Find all the lines with "十万十万地数" and gather them.

— start of Data in this exercise —

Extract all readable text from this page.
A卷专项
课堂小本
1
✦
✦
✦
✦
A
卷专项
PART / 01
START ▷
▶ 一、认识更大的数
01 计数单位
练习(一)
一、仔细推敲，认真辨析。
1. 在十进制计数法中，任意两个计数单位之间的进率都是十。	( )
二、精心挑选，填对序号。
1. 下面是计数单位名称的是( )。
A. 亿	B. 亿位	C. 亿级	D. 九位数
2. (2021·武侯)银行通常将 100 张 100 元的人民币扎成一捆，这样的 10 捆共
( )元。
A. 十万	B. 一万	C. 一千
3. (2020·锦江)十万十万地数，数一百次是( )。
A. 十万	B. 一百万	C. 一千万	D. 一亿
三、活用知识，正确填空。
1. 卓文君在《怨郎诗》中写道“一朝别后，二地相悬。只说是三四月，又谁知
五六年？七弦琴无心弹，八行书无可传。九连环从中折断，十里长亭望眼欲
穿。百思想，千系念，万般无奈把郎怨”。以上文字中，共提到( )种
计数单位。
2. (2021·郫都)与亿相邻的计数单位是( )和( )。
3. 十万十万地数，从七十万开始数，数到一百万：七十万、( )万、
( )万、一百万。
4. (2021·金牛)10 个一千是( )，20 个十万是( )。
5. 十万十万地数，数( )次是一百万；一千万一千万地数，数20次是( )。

— end of Data in this exercise —

§ Exercise result
3. (2020·锦江)十万十万地数，数一百次是( )。
3. 十万十万地数，从七十万开始数，数到一百万：七十万、( )万、
5. 十万十万地数，数( )次是一百万；一千万一千万地数，数20次是( )。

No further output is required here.